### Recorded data
_ _ _

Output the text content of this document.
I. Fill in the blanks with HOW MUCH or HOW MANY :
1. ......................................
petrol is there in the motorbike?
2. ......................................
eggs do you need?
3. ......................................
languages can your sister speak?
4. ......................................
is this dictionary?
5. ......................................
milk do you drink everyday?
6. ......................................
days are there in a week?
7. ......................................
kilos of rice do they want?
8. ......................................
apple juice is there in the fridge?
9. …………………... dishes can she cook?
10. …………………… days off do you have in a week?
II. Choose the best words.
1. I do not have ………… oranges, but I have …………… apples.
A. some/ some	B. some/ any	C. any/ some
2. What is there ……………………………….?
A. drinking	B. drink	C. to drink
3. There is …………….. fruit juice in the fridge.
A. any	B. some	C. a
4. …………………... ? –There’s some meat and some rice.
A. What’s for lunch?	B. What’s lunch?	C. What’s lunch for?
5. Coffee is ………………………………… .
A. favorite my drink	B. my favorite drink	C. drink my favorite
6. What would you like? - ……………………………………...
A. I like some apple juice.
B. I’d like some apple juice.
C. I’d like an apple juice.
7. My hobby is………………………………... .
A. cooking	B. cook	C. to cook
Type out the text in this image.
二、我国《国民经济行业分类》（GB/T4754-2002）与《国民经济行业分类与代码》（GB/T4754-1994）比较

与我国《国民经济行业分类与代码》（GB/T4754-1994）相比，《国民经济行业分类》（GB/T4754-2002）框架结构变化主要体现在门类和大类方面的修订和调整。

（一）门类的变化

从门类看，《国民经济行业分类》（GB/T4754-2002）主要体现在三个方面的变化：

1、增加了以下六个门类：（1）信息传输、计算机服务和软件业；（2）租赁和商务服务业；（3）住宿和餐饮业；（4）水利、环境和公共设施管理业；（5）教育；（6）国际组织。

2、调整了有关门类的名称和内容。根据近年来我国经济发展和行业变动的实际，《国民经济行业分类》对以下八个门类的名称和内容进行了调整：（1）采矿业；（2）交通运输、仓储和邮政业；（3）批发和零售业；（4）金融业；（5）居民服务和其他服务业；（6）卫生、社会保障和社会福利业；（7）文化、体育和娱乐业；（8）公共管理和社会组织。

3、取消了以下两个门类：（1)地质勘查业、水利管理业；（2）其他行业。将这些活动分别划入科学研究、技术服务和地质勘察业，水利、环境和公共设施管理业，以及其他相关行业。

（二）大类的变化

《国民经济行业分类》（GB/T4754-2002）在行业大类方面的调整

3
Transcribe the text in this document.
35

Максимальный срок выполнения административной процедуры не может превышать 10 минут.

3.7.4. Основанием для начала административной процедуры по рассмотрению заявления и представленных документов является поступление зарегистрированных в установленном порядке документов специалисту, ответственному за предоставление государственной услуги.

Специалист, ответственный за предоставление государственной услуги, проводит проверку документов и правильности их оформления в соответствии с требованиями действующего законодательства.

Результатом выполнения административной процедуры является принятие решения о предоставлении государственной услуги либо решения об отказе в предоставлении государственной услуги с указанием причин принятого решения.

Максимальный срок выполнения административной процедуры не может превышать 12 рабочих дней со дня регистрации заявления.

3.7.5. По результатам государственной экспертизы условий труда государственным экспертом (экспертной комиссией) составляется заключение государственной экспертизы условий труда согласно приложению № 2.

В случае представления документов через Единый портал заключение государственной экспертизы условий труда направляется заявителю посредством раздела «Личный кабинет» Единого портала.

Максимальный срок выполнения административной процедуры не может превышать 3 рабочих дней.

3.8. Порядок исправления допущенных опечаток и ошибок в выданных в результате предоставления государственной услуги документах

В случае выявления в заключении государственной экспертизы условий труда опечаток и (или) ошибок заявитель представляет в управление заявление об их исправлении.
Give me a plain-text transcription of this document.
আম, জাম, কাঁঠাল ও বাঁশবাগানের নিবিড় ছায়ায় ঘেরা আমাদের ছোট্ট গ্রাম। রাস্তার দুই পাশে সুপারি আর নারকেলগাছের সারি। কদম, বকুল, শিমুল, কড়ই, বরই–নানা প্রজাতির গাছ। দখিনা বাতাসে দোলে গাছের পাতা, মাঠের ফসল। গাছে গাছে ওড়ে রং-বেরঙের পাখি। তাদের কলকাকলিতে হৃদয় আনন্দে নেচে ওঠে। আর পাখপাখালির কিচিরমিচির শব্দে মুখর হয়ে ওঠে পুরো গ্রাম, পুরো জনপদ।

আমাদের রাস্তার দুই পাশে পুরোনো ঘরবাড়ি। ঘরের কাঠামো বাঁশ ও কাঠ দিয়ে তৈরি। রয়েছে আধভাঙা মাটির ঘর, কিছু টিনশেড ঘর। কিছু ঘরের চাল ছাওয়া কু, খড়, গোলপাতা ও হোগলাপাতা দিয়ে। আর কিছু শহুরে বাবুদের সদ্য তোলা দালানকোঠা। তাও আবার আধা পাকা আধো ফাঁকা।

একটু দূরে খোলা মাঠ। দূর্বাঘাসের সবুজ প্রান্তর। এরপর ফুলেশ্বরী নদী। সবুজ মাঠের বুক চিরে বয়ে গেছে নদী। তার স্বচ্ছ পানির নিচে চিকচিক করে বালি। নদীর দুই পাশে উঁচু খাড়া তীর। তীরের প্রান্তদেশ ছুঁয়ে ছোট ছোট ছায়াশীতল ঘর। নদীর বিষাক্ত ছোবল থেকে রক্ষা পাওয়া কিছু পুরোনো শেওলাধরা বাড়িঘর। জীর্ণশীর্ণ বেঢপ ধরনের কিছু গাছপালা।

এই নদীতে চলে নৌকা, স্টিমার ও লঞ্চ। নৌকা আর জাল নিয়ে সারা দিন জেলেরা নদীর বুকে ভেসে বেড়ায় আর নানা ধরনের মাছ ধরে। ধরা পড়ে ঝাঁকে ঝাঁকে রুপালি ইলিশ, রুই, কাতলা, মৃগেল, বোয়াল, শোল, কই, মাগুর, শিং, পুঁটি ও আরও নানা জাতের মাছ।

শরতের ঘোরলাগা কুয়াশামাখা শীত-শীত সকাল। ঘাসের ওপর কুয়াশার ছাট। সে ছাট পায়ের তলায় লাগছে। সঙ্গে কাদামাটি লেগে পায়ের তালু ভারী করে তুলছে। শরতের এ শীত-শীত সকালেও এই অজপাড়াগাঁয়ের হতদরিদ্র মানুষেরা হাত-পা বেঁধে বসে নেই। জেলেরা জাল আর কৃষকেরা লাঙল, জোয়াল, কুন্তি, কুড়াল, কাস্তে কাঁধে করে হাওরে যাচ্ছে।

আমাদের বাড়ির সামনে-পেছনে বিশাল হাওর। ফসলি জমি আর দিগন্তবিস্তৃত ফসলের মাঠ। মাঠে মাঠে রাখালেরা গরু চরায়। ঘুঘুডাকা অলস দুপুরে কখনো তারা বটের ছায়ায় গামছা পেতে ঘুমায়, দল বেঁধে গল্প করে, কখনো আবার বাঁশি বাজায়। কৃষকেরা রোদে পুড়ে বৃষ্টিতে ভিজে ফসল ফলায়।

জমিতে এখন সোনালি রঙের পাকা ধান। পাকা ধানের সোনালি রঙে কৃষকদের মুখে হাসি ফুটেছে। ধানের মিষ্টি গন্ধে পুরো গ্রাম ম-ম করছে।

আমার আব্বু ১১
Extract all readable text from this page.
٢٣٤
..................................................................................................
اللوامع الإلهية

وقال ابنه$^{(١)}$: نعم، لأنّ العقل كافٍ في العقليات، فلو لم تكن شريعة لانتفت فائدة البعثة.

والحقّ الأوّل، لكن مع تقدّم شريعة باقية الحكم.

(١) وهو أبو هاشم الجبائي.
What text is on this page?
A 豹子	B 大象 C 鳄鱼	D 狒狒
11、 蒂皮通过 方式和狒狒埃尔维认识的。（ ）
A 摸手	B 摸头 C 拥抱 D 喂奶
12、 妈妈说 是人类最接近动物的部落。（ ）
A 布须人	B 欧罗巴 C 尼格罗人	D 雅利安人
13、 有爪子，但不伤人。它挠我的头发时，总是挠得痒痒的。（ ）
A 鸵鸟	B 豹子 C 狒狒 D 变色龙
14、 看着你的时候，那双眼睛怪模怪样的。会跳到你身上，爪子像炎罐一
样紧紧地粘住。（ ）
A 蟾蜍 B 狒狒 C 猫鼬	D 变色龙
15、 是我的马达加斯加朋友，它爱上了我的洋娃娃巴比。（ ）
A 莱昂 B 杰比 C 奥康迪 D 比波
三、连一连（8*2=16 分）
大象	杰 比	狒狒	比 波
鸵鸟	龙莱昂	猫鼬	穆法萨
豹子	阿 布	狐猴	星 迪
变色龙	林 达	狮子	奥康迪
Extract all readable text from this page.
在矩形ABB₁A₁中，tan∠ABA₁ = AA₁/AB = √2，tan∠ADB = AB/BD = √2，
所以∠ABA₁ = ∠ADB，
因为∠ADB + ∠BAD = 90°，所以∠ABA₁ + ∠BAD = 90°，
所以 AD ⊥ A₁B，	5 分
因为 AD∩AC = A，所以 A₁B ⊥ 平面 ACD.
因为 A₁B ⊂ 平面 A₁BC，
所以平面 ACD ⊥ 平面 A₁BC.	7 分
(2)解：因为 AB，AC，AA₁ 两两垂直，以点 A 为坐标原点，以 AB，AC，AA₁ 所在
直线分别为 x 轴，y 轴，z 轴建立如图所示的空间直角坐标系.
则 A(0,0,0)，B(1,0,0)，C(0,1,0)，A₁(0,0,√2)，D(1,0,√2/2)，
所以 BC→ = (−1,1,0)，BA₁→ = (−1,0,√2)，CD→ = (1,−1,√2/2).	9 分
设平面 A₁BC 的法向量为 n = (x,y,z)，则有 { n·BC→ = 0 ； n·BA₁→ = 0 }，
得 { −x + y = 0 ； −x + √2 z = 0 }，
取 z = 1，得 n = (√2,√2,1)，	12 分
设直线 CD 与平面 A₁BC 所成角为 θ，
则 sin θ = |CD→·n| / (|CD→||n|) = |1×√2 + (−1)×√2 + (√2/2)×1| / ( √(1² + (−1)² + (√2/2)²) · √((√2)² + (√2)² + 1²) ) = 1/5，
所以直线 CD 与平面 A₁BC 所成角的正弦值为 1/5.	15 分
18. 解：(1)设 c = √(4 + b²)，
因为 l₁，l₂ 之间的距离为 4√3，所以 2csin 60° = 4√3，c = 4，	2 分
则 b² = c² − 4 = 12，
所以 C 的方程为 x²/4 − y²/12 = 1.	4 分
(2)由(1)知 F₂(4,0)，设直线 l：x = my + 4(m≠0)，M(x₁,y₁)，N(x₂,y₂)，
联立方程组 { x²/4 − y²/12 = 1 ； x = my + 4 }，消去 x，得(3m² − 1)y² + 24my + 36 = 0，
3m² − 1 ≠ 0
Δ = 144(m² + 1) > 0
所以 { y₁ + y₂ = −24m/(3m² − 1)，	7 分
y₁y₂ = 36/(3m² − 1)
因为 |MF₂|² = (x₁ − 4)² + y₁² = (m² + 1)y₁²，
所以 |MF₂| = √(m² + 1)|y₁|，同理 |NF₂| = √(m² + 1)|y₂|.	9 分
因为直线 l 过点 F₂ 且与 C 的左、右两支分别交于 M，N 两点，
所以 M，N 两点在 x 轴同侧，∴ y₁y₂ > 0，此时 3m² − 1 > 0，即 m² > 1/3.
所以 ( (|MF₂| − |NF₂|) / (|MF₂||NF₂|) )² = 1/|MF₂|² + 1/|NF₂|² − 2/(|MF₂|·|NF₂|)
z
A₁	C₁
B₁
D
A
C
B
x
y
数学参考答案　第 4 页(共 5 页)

_ _ _

### What you have to do
Using the entries above, return each line in which the word "может" occurs.

### Response
Максимальный срок выполнения административной процедуры не может превышать 10 минут.
Максимальный срок выполнения административной процедуры не может превышать 12 рабочих дней со дня регистрации заявления.
Максимальный срок выполнения административной процедуры не может превышать 3 рабочих дней.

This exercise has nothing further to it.